REQUIRED TASK
Write out all lines holding the word "Answer".

DATA PROVIDED
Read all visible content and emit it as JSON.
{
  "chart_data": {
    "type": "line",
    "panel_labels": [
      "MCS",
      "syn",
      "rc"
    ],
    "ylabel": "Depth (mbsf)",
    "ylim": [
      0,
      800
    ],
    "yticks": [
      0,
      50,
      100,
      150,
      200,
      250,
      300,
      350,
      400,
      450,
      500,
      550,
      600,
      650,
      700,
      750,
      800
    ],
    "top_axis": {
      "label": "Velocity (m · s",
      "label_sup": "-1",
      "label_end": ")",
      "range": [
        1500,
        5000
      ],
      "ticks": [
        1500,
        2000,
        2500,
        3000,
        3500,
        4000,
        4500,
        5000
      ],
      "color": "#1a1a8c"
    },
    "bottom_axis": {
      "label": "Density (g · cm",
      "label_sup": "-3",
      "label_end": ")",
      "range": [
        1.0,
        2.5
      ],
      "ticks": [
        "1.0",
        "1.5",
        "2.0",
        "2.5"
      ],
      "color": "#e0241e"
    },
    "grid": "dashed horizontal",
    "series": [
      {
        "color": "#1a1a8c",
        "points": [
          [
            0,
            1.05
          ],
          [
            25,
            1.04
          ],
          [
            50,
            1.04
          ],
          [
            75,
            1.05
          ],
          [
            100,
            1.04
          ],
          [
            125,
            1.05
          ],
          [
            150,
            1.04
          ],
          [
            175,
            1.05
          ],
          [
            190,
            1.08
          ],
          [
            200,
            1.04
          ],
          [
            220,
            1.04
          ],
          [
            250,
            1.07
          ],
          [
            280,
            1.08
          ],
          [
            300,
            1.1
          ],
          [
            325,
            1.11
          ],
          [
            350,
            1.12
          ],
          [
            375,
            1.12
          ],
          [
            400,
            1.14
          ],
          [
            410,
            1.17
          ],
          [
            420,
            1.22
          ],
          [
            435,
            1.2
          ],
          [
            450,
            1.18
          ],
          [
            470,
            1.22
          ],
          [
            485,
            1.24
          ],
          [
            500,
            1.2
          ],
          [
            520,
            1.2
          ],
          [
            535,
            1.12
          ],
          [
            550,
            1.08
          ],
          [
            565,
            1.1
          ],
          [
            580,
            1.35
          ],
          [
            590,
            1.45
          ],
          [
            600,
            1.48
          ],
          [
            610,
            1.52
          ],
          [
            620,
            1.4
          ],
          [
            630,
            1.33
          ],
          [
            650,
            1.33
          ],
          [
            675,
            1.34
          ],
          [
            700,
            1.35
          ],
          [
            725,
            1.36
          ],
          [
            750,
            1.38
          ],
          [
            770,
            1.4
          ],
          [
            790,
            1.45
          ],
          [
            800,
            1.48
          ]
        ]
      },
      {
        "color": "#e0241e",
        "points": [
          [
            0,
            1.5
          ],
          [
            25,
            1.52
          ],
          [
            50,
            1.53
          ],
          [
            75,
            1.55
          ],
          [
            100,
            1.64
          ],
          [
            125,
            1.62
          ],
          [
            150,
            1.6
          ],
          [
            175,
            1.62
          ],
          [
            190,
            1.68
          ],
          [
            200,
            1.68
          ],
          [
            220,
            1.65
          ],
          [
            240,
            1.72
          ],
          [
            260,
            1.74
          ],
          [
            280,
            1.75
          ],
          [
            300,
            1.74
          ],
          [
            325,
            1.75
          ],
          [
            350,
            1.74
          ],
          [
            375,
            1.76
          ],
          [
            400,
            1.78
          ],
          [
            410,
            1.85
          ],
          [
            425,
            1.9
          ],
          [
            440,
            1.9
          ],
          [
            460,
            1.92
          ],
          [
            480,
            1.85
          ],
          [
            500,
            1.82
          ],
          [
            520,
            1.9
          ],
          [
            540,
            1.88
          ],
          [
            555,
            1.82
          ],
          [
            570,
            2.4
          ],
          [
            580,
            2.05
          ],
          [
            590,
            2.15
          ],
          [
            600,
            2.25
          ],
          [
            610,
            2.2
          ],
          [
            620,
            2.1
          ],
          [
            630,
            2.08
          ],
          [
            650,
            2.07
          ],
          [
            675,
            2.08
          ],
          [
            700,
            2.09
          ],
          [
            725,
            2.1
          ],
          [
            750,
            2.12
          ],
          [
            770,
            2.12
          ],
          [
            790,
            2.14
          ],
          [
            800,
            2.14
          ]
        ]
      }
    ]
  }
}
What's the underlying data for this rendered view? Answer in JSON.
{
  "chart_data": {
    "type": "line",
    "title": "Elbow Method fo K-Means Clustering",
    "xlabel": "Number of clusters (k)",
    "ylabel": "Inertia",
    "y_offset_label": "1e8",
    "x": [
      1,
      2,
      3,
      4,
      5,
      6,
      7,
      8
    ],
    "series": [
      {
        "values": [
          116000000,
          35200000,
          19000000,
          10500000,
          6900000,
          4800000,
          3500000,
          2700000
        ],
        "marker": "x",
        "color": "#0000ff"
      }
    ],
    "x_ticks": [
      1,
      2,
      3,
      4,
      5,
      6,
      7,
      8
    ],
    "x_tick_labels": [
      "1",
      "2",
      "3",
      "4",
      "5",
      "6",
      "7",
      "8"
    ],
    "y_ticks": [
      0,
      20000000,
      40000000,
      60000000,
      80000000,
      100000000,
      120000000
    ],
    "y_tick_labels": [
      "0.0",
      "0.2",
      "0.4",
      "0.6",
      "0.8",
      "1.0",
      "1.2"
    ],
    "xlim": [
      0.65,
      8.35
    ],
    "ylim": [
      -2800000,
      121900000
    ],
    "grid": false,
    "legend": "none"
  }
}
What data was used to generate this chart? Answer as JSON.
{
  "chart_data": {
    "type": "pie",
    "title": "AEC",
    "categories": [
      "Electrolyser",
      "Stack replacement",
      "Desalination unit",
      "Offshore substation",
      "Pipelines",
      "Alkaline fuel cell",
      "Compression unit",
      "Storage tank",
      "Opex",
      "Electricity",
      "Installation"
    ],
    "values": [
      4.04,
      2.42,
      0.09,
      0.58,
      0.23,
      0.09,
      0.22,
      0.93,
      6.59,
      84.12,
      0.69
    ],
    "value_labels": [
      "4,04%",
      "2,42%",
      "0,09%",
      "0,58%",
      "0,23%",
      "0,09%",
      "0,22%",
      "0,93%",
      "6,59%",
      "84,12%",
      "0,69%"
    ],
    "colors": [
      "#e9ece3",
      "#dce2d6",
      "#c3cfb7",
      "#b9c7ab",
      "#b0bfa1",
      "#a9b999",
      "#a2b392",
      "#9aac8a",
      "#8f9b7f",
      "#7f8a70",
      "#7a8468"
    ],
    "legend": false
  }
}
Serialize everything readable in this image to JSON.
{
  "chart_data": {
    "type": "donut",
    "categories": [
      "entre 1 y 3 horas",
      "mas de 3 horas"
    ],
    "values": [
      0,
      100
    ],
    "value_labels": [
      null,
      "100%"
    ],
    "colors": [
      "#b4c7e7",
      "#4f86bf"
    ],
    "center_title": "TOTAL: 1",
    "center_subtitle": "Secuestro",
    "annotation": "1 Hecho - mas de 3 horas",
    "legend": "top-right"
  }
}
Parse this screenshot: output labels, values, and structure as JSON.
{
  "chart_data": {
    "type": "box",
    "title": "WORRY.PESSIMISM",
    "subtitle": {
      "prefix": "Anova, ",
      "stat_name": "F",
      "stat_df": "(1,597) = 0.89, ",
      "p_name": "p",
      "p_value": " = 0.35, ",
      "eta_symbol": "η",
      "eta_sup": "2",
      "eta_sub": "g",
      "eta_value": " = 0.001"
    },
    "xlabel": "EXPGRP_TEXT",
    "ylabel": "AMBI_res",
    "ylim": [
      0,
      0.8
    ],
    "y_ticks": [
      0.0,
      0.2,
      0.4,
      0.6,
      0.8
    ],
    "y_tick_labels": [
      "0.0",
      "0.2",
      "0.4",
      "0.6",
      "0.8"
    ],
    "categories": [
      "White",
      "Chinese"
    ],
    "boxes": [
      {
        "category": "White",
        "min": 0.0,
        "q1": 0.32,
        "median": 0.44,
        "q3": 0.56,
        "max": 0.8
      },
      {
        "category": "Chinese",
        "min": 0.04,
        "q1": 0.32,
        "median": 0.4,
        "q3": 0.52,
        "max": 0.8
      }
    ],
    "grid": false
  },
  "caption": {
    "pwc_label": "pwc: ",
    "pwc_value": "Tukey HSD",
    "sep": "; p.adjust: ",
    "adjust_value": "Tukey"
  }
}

SOLUTION FOR THIS EXERCISE
What's the underlying data for this rendered view? Answer in JSON.
What data was used to generate this chart? Answer as JSON.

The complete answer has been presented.